__Page__:
We believe we will be able to pay our expenses through deferrals of fees by certain service providers and through funds, as necessary, to be loaned to or invested in us by our stockholders, management or other investors. As of the date of the period covered by this report, the Company has no assets. There are no assurances that the Company will be able to secure any additional funding as needed. Currently, however, our ability to continue as a going concern is dependent upon our ability to generate future profitable operations and/or to obtain the necessary financing to meet our obligations and repay our liabilities arising from normal business operations when they come due. Our ability to continue as a going concern is also dependent on our ability to find a suitable target company and enter into a possible reverse merger with such company. Management’s plan includes obtaining additional funds by equity financing and/or related party advances, however there is no assurance of additional funding will be available.

 

The Company may consider acquiring a business which is either a company that has recently commenced its operations and is seeking to develop a new product or service, or is an established business which may be experiencing financial or operating difficulties and is in need of additional capital or is seeking to expand into new markets. Alternatively, a business combination may involve the acquisition of, or merger with, a company which does not need substantial additional capital but desires to establish a public trading market for its shares while avoiding, among other things, the time delays, significant expense, and loss of voting control which may occur in an initial public offering. 

 

 2 
 

 

Any target business that is selected may be a financially unstable company or an entity in its early stages of development or growth, including entities without established records of sales or earnings. In that event, we will be subject to numerous risks inherent in the business and operations of financially unstable and early stage or potential emerging growth companies. In addition, we may effectuate a business combination with an entity in an industry characterized by a high level of risk, and, although our management will endeavor to evaluate the risks inherent in a particular target business, there can be no assurance that we will properly ascertain or assess all significant risks. Our management anticipates that it will likely be able to effectuate only one business combination, primarily due to our limited financing and the dilution of interest for present and prospective stockholders, which is likely to occur as a result of our management’s plan to offer a controlling interest to a target business in order to achieve a tax-free reorganization. This lack of diversification should be considered a substantial risk in investing in us, because it will not permit us to offset potential losses from one venture against gains from another.

__Record set__:
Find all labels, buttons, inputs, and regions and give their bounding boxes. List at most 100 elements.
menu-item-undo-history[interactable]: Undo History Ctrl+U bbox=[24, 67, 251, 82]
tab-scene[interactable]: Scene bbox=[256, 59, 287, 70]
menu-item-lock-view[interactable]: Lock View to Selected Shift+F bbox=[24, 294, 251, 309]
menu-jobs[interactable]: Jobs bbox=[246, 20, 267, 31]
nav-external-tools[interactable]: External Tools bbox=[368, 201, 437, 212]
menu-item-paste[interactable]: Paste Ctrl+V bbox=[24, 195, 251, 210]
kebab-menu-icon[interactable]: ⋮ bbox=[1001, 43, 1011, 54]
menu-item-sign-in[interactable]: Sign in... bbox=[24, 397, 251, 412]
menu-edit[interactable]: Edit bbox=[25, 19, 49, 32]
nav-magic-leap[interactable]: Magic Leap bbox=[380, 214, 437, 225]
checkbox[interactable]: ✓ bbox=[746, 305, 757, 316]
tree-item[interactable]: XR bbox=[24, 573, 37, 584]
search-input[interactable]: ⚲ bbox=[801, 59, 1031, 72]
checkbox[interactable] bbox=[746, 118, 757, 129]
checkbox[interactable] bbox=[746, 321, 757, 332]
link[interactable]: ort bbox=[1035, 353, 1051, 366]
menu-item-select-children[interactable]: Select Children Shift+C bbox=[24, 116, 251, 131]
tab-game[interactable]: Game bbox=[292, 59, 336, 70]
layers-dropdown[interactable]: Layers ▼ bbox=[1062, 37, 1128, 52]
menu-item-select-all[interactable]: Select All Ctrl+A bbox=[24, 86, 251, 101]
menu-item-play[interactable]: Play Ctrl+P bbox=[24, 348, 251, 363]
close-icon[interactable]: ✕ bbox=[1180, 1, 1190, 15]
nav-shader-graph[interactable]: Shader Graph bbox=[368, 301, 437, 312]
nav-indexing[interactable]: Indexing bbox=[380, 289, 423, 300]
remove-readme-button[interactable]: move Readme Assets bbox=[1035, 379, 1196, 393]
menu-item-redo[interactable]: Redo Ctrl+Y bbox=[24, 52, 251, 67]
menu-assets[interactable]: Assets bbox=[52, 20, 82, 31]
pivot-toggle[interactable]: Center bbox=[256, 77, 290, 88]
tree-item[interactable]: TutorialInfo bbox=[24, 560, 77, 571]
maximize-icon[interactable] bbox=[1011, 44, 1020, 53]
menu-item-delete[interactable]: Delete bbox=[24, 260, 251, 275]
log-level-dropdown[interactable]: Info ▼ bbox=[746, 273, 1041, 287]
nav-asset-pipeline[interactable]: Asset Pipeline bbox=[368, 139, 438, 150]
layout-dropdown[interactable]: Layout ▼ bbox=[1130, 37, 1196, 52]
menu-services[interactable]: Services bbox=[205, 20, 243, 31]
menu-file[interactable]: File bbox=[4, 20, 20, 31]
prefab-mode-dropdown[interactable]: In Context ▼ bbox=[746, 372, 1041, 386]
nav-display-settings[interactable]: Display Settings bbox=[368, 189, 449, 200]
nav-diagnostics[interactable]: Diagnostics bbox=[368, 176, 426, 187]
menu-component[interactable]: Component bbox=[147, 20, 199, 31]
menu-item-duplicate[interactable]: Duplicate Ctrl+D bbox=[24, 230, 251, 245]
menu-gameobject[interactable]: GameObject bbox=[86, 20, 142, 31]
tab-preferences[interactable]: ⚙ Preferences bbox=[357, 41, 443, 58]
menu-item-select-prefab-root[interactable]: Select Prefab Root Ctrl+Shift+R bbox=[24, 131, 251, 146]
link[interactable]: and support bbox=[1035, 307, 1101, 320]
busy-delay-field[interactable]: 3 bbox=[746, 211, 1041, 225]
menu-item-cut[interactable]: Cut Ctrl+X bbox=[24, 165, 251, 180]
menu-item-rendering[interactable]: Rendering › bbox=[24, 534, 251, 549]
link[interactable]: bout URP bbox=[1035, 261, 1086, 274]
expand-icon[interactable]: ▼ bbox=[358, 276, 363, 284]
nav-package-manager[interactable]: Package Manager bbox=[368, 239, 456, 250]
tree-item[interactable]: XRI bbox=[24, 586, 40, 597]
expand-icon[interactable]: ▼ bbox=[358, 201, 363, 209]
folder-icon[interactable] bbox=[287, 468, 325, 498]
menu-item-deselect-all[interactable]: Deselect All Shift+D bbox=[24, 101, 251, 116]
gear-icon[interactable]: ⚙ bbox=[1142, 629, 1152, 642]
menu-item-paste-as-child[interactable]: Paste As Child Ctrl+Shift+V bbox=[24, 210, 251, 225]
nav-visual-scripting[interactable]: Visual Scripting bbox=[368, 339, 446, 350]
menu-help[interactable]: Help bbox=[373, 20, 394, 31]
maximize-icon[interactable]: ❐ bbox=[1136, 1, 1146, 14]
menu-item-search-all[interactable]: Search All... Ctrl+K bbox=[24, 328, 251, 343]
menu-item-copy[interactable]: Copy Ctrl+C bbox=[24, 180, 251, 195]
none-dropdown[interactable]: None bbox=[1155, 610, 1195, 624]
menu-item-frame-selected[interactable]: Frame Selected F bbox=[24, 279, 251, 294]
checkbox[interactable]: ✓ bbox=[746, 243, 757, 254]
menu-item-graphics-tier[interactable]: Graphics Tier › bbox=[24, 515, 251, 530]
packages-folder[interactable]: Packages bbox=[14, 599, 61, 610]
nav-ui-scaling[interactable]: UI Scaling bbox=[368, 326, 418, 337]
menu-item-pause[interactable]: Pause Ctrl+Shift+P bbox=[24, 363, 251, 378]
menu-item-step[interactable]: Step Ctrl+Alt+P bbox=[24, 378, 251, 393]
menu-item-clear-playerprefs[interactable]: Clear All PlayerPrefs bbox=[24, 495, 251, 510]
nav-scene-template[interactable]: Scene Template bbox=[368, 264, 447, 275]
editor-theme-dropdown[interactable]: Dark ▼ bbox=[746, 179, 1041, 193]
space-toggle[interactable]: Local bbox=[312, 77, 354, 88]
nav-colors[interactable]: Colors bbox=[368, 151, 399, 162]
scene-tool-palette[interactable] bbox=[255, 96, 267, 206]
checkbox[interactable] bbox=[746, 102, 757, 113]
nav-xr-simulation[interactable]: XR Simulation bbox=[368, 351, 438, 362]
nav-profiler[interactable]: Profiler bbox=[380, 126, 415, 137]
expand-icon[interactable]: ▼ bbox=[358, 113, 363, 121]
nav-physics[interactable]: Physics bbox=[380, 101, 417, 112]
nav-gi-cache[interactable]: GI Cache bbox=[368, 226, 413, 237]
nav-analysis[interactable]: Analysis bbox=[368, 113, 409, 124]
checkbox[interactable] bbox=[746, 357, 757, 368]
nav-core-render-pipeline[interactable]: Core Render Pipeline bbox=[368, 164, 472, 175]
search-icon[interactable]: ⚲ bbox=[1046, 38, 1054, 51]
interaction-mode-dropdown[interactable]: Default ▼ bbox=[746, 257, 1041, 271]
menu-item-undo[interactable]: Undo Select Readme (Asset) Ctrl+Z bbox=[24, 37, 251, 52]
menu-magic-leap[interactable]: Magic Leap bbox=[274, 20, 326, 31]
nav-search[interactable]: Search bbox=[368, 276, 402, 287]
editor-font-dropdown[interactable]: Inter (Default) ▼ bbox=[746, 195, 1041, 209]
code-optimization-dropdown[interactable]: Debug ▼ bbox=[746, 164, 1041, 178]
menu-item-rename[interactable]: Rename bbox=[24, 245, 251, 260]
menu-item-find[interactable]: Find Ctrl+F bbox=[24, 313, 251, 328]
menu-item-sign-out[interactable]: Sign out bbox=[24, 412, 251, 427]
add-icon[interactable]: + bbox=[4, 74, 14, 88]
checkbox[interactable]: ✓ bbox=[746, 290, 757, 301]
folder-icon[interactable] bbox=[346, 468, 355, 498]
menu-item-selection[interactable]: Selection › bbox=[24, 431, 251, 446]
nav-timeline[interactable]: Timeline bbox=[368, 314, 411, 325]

__Requirements__:
a - Answer these questions from the company report:
(i) What assets does the Company have as of the date of the period covered by this report?
(ii) Which three drawbacks of an initial public offering might a company seeking a public trading market want to avoid?
(iii) How many business combinations does management anticipate it will likely be able to effectuate?
b - Pick up the company report on seeking a business combination and continue it from its final sentence.
The items have no connection to the company report.

__The responses__:
a -
(i) It has no assets.
(ii) Time delays, significant expense, and loss of voting control.
(iii) Only one.

b -
The Company anticipates that the selection of a business combination will be complex and extremely risky. Through information obtained from industry publications and professionals, our management believes that there are numerous firms seeking the perceived benefits of becoming a publicly traded corporation. Such perceived benefits of becoming a publicly traded corporation include, among other things, facilitating or improving the terms on which additional equity financing may be obtained, providing liquidity for the principals of and investors in a business, creating a means for providing incentive stock options or similar benefits to key employees, and offering greater flexibility in structuring acquisitions, joint ventures and the like through the issuance of stock. Potentially available business combinations may occur in many different industries and at various stages of development, all of which will make the task of comparative investigation and analysis of such business opportunities extremely difficult and complex. We do not currently intend to retain any entity to act as a “finder” to identify and analyze the merits of potential target businesses.

 

Liquidity and Capital Resources

 

As of December 31, 2015, the Company had cash of $1,935, as compared to $1,975 as of September 30, 2015. The Company’s liabilities as of December 31, 2015 were $208,860, comprised of $13,310 in accounts payable and $195,730 in short-term advances from a related party, compared to total liabilities of $205,381, comprised of $16,000 in accounts payable and $189,381 in short-term advances from a related party, as of September 30, 2015. The Company can provide no assurance that it can continue to satisfy its cash requirements for at least the next twelve months.

 

The following is a summary of the Company's cash flows provided by (used in) operating, investing, and financing activities for the three months ended December 31, 2015 and 2014.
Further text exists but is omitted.